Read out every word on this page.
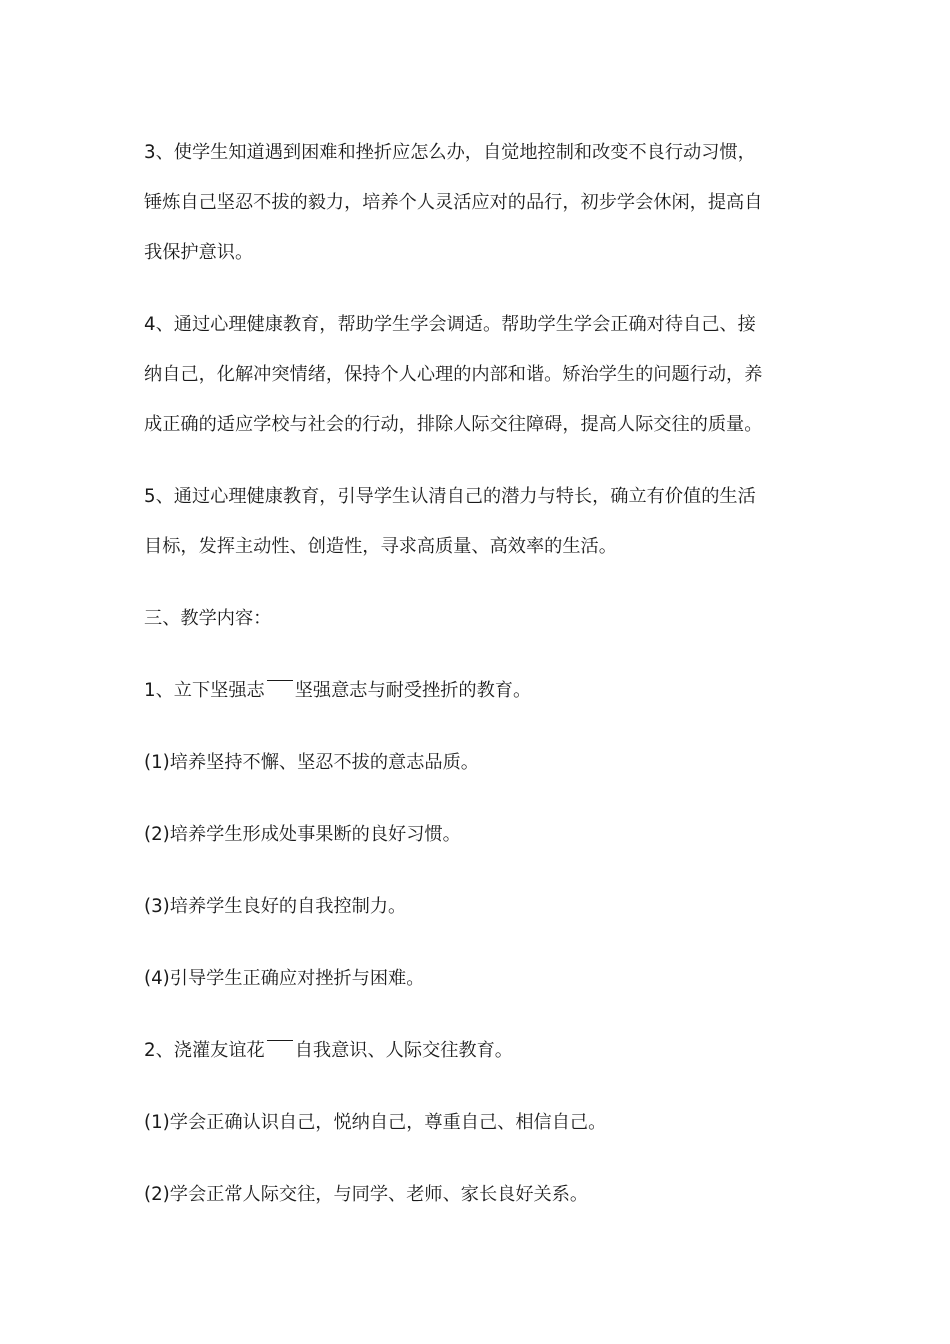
3、使学生知道遇到困难和挫折应怎么办，自觉地控制和改变不良行动习惯，
锤炼自己坚忍不拔的毅力，培养个人灵活应对的品行，初步学会休闲，提高自
我保护意识。

4、通过心理健康教育，帮助学生学会调适。帮助学生学会正确对待自己、接
纳自己，化解冲突情绪，保持个人心理的内部和谐。矫治学生的问题行动，养
成正确的适应学校与社会的行动，排除人际交往障碍，提高人际交往的质量。

5、通过心理健康教育，引导学生认清自己的潜力与特长，确立有价值的生活
目标，发挥主动性、创造性，寻求高质量、高效率的生活。

三、教学内容：

1、立下坚强志 坚强意志与耐受挫折的教育。

(1)培养坚持不懈、坚忍不拔的意志品质。

(2)培养学生形成处事果断的良好习惯。

(3)培养学生良好的自我控制力。

(4)引导学生正确应对挫折与困难。

2、浇灌友谊花 自我意识、人际交往教育。

(1)学会正确认识自己，悦纳自己，尊重自己、相信自己。

(2)学会正常人际交往，与同学、老师、家长良好关系。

───

STATED GOAL: Copy the entries exactly. Leave out the images.

RESPONSE:
Read out every word on this page.
3、使学生知道遇到困难和挫折应怎么办，自觉地控制和改变不良行动习惯，
锤炼自己坚忍不拔的毅力，培养个人灵活应对的品行，初步学会休闲，提高自
我保护意识。

4、通过心理健康教育，帮助学生学会调适。帮助学生学会正确对待自己、接
纳自己，化解冲突情绪，保持个人心理的内部和谐。矫治学生的问题行动，养
成正确的适应学校与社会的行动，排除人际交往障碍，提高人际交往的质量。

5、通过心理健康教育，引导学生认清自己的潜力与特长，确立有价值的生活
目标，发挥主动性、创造性，寻求高质量、高效率的生活。

三、教学内容：

1、立下坚强志 坚强意志与耐受挫折的教育。

(1)培养坚持不懈、坚忍不拔的意志品质。

(2)培养学生形成处事果断的良好习惯。

(3)培养学生良好的自我控制力。

(4)引导学生正确应对挫折与困难。

2、浇灌友谊花 自我意识、人际交往教育。

(1)学会正确认识自己，悦纳自己，尊重自己、相信自己。

(2)学会正常人际交往，与同学、老师、家长良好关系。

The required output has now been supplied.